**WRITTEN TASK**
Copy out each line of the material below that holds the string "challenges".

**PROVIDED ENTRIES**
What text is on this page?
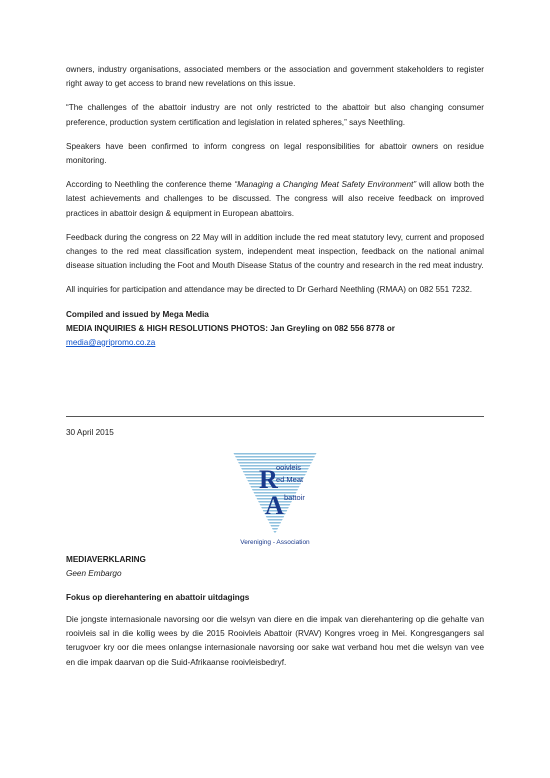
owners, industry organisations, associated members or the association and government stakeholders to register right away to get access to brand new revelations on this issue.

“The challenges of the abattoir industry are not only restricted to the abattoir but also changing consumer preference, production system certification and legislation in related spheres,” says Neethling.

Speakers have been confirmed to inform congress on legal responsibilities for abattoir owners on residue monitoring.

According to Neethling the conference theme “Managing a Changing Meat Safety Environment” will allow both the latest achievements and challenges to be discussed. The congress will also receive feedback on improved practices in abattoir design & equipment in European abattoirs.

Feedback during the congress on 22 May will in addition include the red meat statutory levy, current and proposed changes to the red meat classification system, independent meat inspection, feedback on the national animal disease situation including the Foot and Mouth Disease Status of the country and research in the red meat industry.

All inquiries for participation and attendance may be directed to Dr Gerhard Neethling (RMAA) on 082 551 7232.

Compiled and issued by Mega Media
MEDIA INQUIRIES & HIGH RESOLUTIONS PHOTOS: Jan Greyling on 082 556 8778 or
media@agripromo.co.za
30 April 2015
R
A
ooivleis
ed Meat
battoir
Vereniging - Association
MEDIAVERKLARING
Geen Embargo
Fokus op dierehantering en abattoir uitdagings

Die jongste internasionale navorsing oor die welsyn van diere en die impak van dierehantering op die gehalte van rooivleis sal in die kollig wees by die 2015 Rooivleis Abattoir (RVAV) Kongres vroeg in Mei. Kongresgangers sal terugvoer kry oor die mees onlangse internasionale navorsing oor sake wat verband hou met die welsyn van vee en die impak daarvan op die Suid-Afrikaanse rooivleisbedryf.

**FULL SOLUTION**
“The challenges of the abattoir industry are not only restricted to the abattoir but also changing consumer preference, production system certification and legislation in related spheres,” says Neethling.
According to Neethling the conference theme “Managing a Changing Meat Safety Environment” will allow both the latest achievements and challenges to be discussed. The congress will also receive feedback on improved practices in abattoir design & equipment in European abattoirs.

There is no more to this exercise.